- **Listing**:

>>>

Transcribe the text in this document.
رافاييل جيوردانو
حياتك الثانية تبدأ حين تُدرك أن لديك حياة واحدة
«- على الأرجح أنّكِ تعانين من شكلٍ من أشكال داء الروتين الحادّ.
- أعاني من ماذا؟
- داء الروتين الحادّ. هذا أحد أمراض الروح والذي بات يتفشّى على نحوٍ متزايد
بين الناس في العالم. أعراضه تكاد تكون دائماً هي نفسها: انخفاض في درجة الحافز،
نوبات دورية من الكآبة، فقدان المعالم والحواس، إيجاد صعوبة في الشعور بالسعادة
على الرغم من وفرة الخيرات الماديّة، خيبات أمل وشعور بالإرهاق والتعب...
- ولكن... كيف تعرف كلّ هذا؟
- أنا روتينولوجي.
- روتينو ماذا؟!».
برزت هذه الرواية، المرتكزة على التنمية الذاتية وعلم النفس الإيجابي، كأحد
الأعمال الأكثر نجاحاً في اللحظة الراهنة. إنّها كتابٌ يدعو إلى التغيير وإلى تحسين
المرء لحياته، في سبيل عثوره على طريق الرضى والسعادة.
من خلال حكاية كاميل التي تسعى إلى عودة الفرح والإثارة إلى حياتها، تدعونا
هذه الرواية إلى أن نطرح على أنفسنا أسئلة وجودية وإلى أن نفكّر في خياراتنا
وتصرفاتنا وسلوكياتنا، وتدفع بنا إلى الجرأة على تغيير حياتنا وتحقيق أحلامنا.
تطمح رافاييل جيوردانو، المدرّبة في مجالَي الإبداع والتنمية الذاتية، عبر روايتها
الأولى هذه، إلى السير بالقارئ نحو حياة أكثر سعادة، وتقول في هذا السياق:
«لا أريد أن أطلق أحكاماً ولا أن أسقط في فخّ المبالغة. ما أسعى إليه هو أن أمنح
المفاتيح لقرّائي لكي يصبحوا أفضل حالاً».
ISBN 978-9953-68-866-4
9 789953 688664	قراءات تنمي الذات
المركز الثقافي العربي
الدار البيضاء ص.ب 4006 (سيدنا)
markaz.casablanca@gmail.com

<<<

What is needed here is an exact reproduction of all the entries.

Transcribe the text in this document.
رافاييل جيوردانو
حياتك الثانية تبدأ حين تُدرك أن لديك حياة واحدة
«- على الأرجح أنّكِ تعانين من شكلٍ من أشكال داء الروتين الحادّ.
- أعاني من ماذا؟
- داء الروتين الحادّ. هذا أحد أمراض الروح والذي بات يتفشّى على نحوٍ متزايد
بين الناس في العالم. أعراضه تكاد تكون دائماً هي نفسها: انخفاض في درجة الحافز،
نوبات دورية من الكآبة، فقدان المعالم والحواس، إيجاد صعوبة في الشعور بالسعادة
على الرغم من وفرة الخيرات الماديّة، خيبات أمل وشعور بالإرهاق والتعب...
- ولكن... كيف تعرف كلّ هذا؟
- أنا روتينولوجي.
- روتينو ماذا؟!».
برزت هذه الرواية، المرتكزة على التنمية الذاتية وعلم النفس الإيجابي، كأحد
الأعمال الأكثر نجاحاً في اللحظة الراهنة. إنّها كتابٌ يدعو إلى التغيير وإلى تحسين
المرء لحياته، في سبيل عثوره على طريق الرضى والسعادة.
من خلال حكاية كاميل التي تسعى إلى عودة الفرح والإثارة إلى حياتها، تدعونا
هذه الرواية إلى أن نطرح على أنفسنا أسئلة وجودية وإلى أن نفكّر في خياراتنا
وتصرفاتنا وسلوكياتنا، وتدفع بنا إلى الجرأة على تغيير حياتنا وتحقيق أحلامنا.
تطمح رافاييل جيوردانو، المدرّبة في مجالَي الإبداع والتنمية الذاتية، عبر روايتها
الأولى هذه، إلى السير بالقارئ نحو حياة أكثر سعادة، وتقول في هذا السياق:
«لا أريد أن أطلق أحكاماً ولا أن أسقط في فخّ المبالغة. ما أسعى إليه هو أن أمنح
المفاتيح لقرّائي لكي يصبحوا أفضل حالاً».
ISBN 978-9953-68-866-4
9 789953 688664	قراءات تنمي الذات
المركز الثقافي العربي
الدار البيضاء ص.ب 4006 (سيدنا)
markaz.casablanca@gmail.com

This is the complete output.